Filter out everything except lines holding "they".
== RECORDS SUPPLIED
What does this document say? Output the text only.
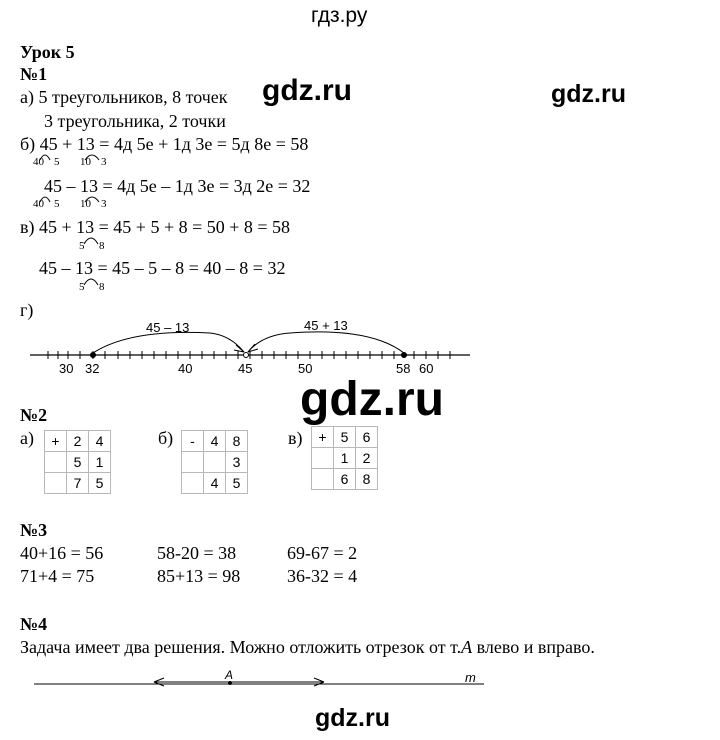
гдз.ру
gdz.ru	gdz.ru
gdz.ru
gdz.ru
Урок 5
№1
а) 5 треугольников, 8 точек
3 треугольника, 2 точки
б) 45 + 13 = 4д 5е + 1д 3е = 5д 8е = 58
40 5 10 3
45 – 13 = 4д 5е – 1д 3е = 3д 2е = 32
40 5 10 3
в) 45 + 13 = 45 + 5 + 8 = 50 + 8 = 58
5 8
45 – 13 = 45 – 5 – 8 = 40 – 8 = 32
5 8
г)
45 – 13	45 + 13
30 32	40	45	50	58 60
№2
а) +	2	4
	5	1
	7	5
б) -	4	8
		3
	4	5
в) +	5	6
	1	2
	6	8
№3
40+16 = 56	58-20 = 38	69-67 = 2
71+4 = 75	85+13 = 98	36-32 = 4
№4
Задача имеет два решения. Можно отложить отрезок от т.A влево и вправо.
A	m
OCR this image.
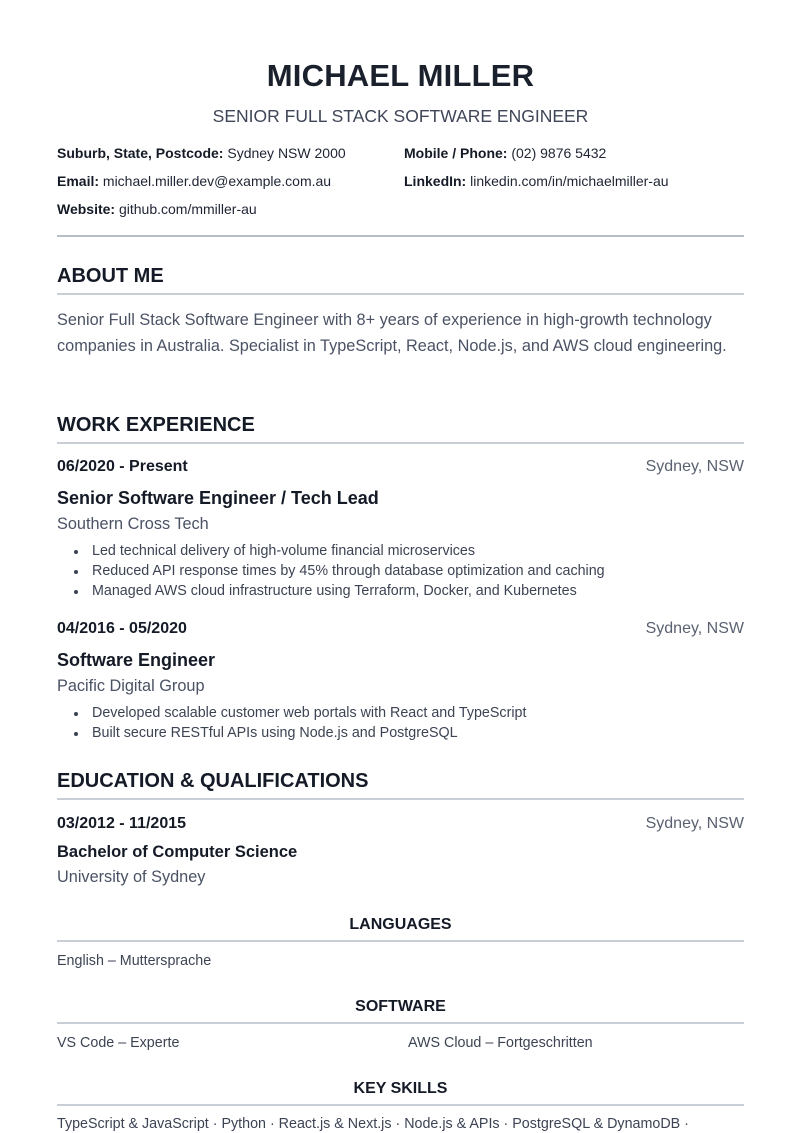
MICHAEL MILLER
SENIOR FULL STACK SOFTWARE ENGINEER
Suburb, State, Postcode: Sydney NSW 2000	Mobile / Phone: (02) 9876 5432
Email: michael.miller.dev@example.com.au	LinkedIn: linkedin.com/in/michaelmiller-au
Website: github.com/mmiller-au
ABOUT ME
Senior Full Stack Software Engineer with 8+ years of experience in high-growth technology companies in Australia. Specialist in TypeScript, React, Node.js, and AWS cloud engineering.
WORK EXPERIENCE
06/2020 - Present	Sydney, NSW
Senior Software Engineer / Tech Lead
Southern Cross Tech
Led technical delivery of high-volume financial microservices
Reduced API response times by 45% through database optimization and caching
Managed AWS cloud infrastructure using Terraform, Docker, and Kubernetes
04/2016 - 05/2020	Sydney, NSW
Software Engineer
Pacific Digital Group
Developed scalable customer web portals with React and TypeScript
Built secure RESTful APIs using Node.js and PostgreSQL
EDUCATION & QUALIFICATIONS
03/2012 - 11/2015	Sydney, NSW
Bachelor of Computer Science
University of Sydney
LANGUAGES
English – Muttersprache
SOFTWARE
VS Code – Experte	AWS Cloud – Fortgeschritten
KEY SKILLS
TypeScript & JavaScript · Python · React.js & Next.js · Node.js & APIs · PostgreSQL & DynamoDB ·
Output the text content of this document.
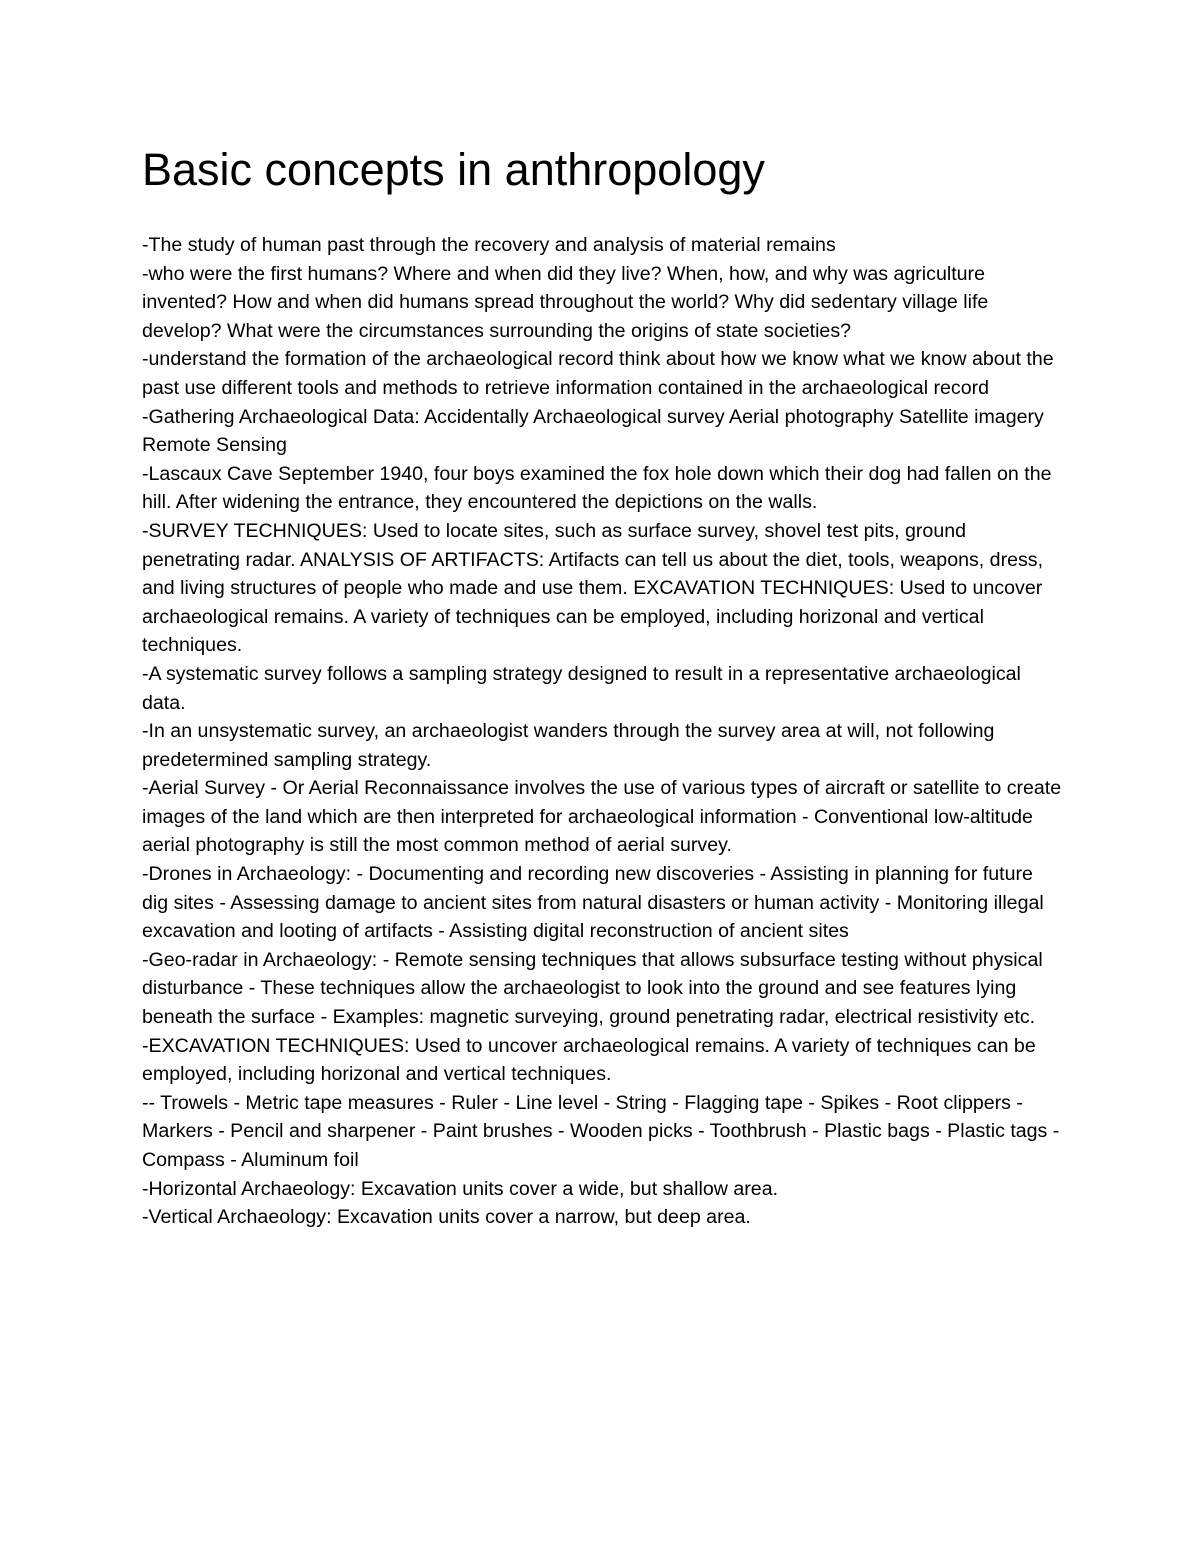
Basic concepts in anthropology

-The study of human past through the recovery and analysis of material remains

-who were the first humans? Where and when did they live? When, how, and why was agriculture invented? How and when did humans spread throughout the world? Why did sedentary village life develop? What were the circumstances surrounding the origins of state societies?

-understand the formation of the archaeological record think about how we know what we know about the past use different tools and methods to retrieve information contained in the archaeological record

-Gathering Archaeological Data: Accidentally Archaeological survey Aerial photography Satellite imagery Remote Sensing

-Lascaux Cave September 1940, four boys examined the fox hole down which their dog had fallen on the hill. After widening the entrance, they encountered the depictions on the walls.

-SURVEY TECHNIQUES: Used to locate sites, such as surface survey, shovel test pits, ground penetrating radar. ANALYSIS OF ARTIFACTS: Artifacts can tell us about the diet, tools, weapons, dress, and living structures of people who made and use them. EXCAVATION TECHNIQUES: Used to uncover archaeological remains. A variety of techniques can be employed, including horizonal and vertical techniques.

-A systematic survey follows a sampling strategy designed to result in a representative archaeological data.

-In an unsystematic survey, an archaeologist wanders through the survey area at will, not following predetermined sampling strategy.

-Aerial Survey - Or Aerial Reconnaissance involves the use of various types of aircraft or satellite to create images of the land which are then interpreted for archaeological information - Conventional low-altitude aerial photography is still the most common method of aerial survey.

-Drones in Archaeology: - Documenting and recording new discoveries - Assisting in planning for future dig sites - Assessing damage to ancient sites from natural disasters or human activity - Monitoring illegal excavation and looting of artifacts - Assisting digital reconstruction of ancient sites

-Geo-radar in Archaeology: - Remote sensing techniques that allows subsurface testing without physical disturbance - These techniques allow the archaeologist to look into the ground and see features lying beneath the surface - Examples: magnetic surveying, ground penetrating radar, electrical resistivity etc.

-EXCAVATION TECHNIQUES: Used to uncover archaeological remains. A variety of techniques can be employed, including horizonal and vertical techniques.

-- Trowels - Metric tape measures - Ruler - Line level - String - Flagging tape - Spikes - Root clippers - Markers - Pencil and sharpener - Paint brushes - Wooden picks - Toothbrush - Plastic bags - Plastic tags - Compass - Aluminum foil

-Horizontal Archaeology: Excavation units cover a wide, but shallow area.

-Vertical Archaeology: Excavation units cover a narrow, but deep area.
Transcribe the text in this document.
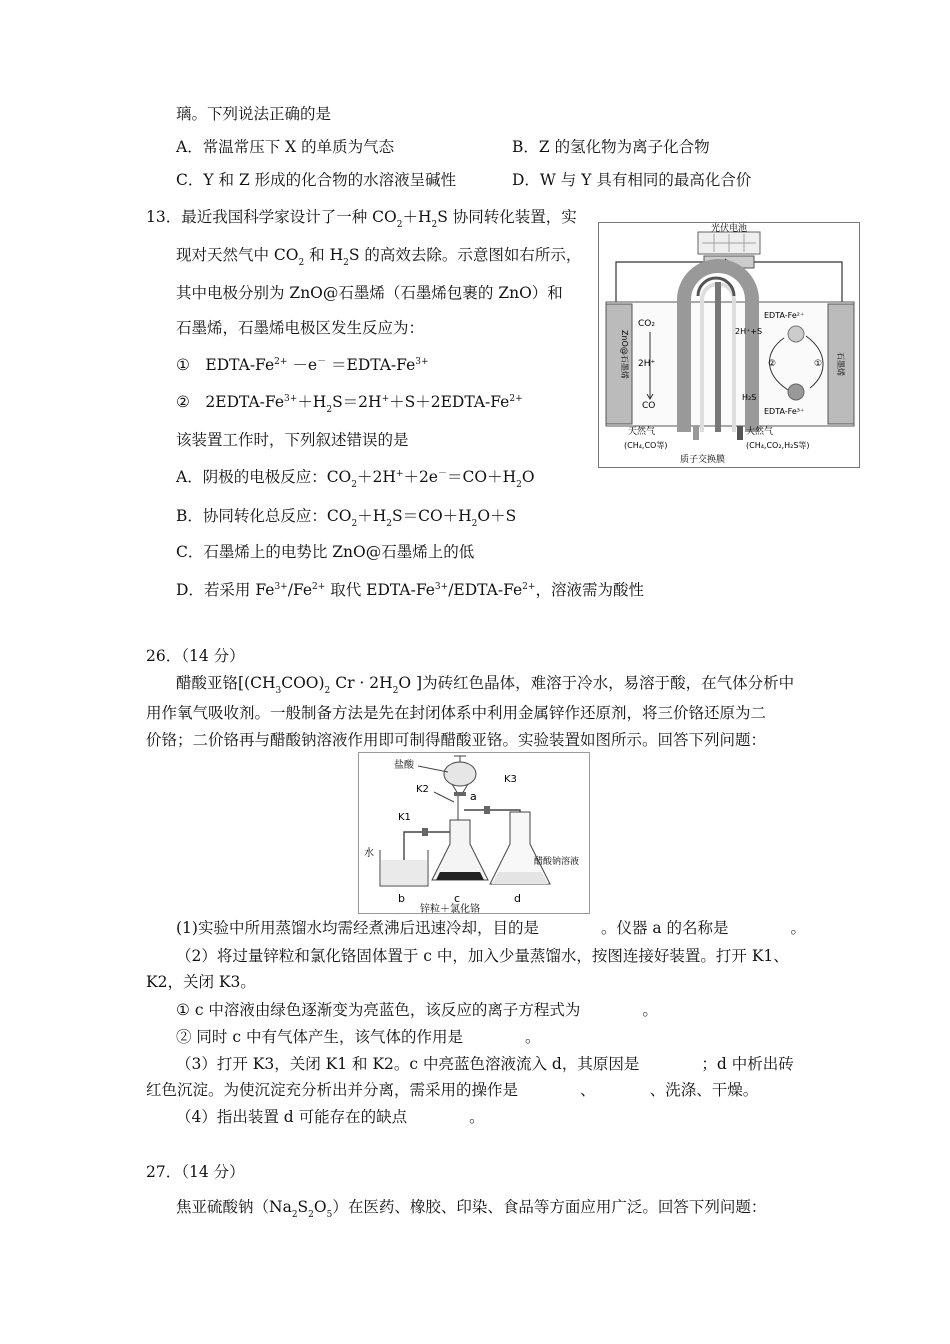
璃。下列说法正确的是
A．常温常压下 X 的单质为气态	B．Z 的氢化物为离子化合物
C．Y 和 Z 形成的化合物的水溶液呈碱性	D．W 与 Y 具有相同的最高化合价
13．最近我国科学家设计了一种 $CO_2+H_2S$ 协同转化装置，实
现对天然气中 $CO_2$ 和 $H_2S$ 的高效去除。示意图如右所示，
其中电极分别为 ZnO@石墨烯（石墨烯包裹的 ZnO）和
石墨烯，石墨烯电极区发生反应为：
①　EDTA-$Fe^{2+} -e^-$ $=EDTA-Fe^{3+}$
②　$2EDTA-Fe^{3+}+H_2S=2H^++S+2EDTA-Fe^{2+}$
该装置工作时，下列叙述错误的是
A．阴极的电极反应：$CO_2+2H^++2e^-=CO+H_2O$
B．协同转化总反应：$CO_2+H_2S=CO+H_2O+S$
C．石墨烯上的电势比 ZnO@石墨烯上的低
D．若采用 $Fe^{3+}/Fe^{2+}$ 取代 EDTA-$Fe^{3+}/EDTA-Fe^{2+}$，溶液需为酸性
光伏电池
ZnO@石墨烯	石墨烯
CO₂
2H⁺
CO
EDTA-Fe²⁺
2H⁺+S
②	①
H₂S
EDTA-Fe³⁺
天然气
(CH₄,CO等)
大然气
(CH₄,CO₂,H₂S等)
质子交换膜
26．（14 分）
醋酸亚铬[$(CH_3COO)_2$ $Cr \cdot 2H_2O$ ]为砖红色晶体，难溶于冷水，易溶于酸，在气体分析中
用作氧气吸收剂。一般制备方法是先在封闭体系中利用金属锌作还原剂，将三价铬还原为二
价铬；二价铬再与醋酸钠溶液作用即可制得醋酸亚铬。实验装置如图所示。回答下列问题：
盐酸
a
K3
K2
c
锌粒＋氯化铬
K1
水
b	d
醋酸钠溶液
(1)实验中所用蒸馏水均需经煮沸后迅速冷却，目的是　　　　。仪器 a 的名称是　　　　。
（2）将过量锌粒和氯化铬固体置于 c 中，加入少量蒸馏水，按图连接好装置。打开 K1、
K2，关闭 K3。
① c 中溶液由绿色逐渐变为亮蓝色，该反应的离子方程式为　　　　。
② 同时 c 中有气体产生，该气体的作用是　　　　。
（3）打开 K3，关闭 K1 和 K2。c 中亮蓝色溶液流入 d，其原因是　　　　；d 中析出砖
红色沉淀。为使沉淀充分析出并分离，需采用的操作是　　　　、　　　　、洗涤、干燥。
（4）指出装置 d 可能存在的缺点　　　　。
27．（14 分）
焦亚硫酸钠$(Na_2S_2O_5)$在医药、橡胶、印染、食品等方面应用广泛。回答下列问题：
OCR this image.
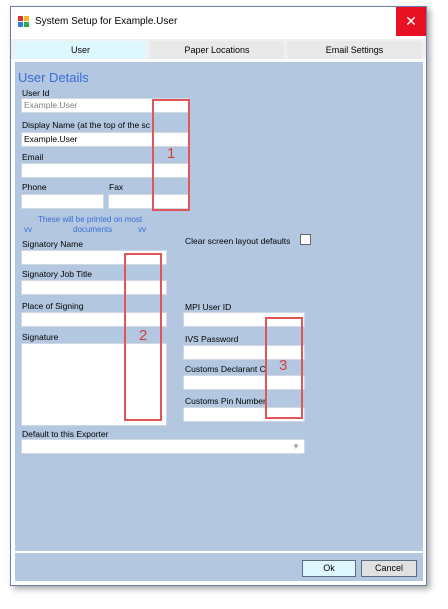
System Setup for Example.User	✕
User	Paper Locations	Email Settings
User Details
User Id
Example.User
Display Name (at the top of the sc
Example.User
Email
Phone	Fax
These will be printed on most
vv	documents	vv
Signatory Name
Signatory Job Title
Place of Signing
Signature
Clear screen layout defaults
MPI User ID
IVS Password
Customs Declarant C
Customs Pin Number
Default to this Exporter
▼
1
2
3
Ok	Cancel
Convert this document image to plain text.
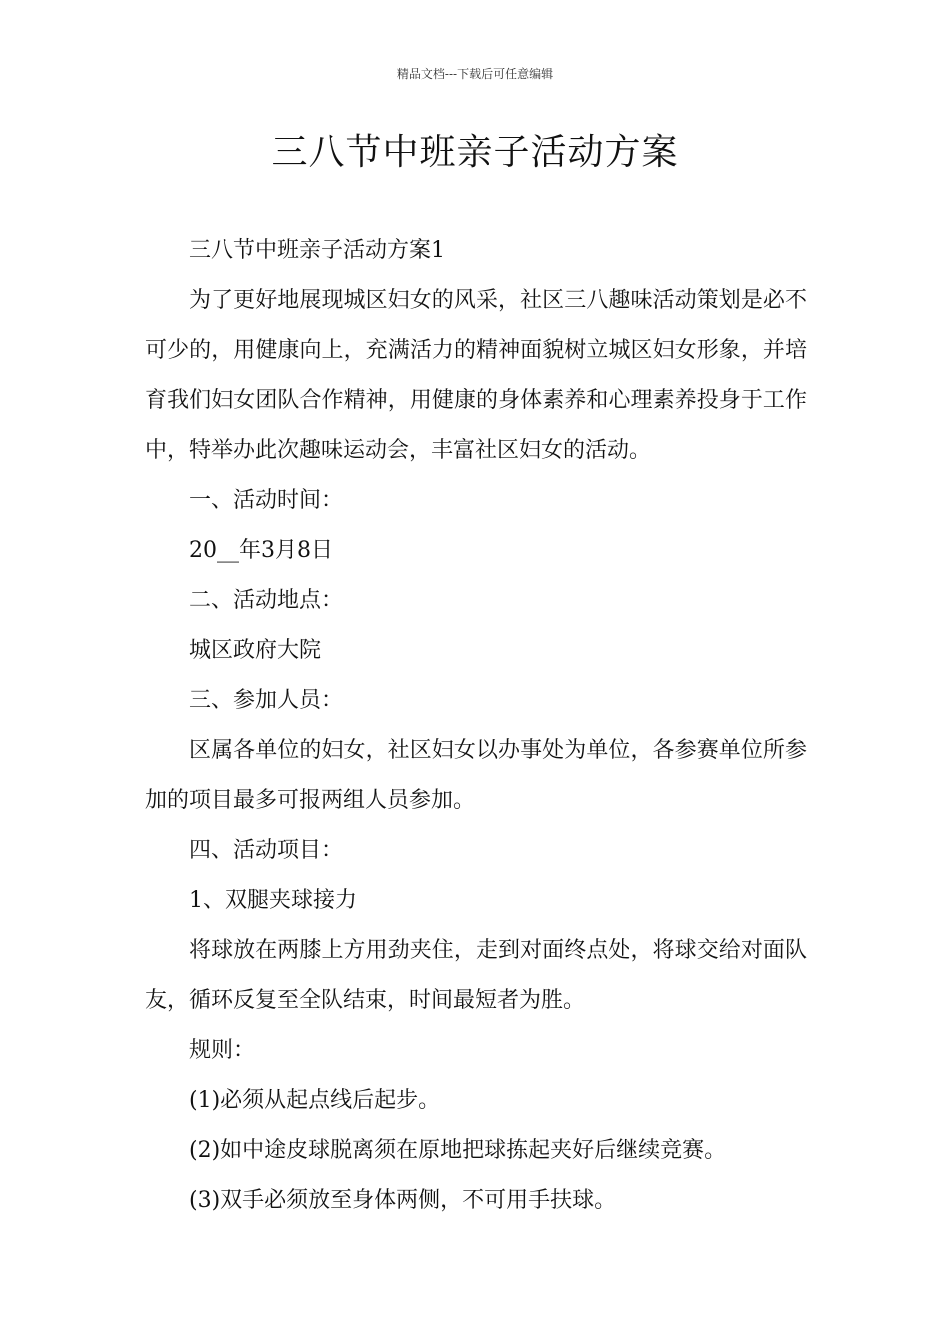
精品文档---下载后可任意编辑
三八节中班亲子活动方案

三八节中班亲子活动方案1

为了更好地展现城区妇女的风采，社区三八趣味活动策划是必不可少的，用健康向上，充满活力的精神面貌树立城区妇女形象，并培育我们妇女团队合作精神，用健康的身体素养和心理素养投身于工作中，特举办此次趣味运动会，丰富社区妇女的活动。

一、活动时间：

20__年3月8日

二、活动地点：

城区政府大院

三、参加人员：

区属各单位的妇女，社区妇女以办事处为单位，各参赛单位所参加的项目最多可报两组人员参加。

四、活动项目：

1、双腿夹球接力

将球放在两膝上方用劲夹住，走到对面终点处，将球交给对面队友，循环反复至全队结束，时间最短者为胜。

规则：

(1)必须从起点线后起步。

(2)如中途皮球脱离须在原地把球拣起夹好后继续竞赛。

(3)双手必须放至身体两侧，不可用手扶球。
====
WORKED SOLUTION:
-who were the first humans? Where and when did they live? When, how, and why was agriculture invented? How and when did humans spread throughout the world? Why did sedentary village life develop? What were the circumstances surrounding the origins of state societies?
-Lascaux Cave September 1940, four boys examined the fox hole down which their dog had fallen on the hill. After widening the entrance, they encountered the depictions on the walls.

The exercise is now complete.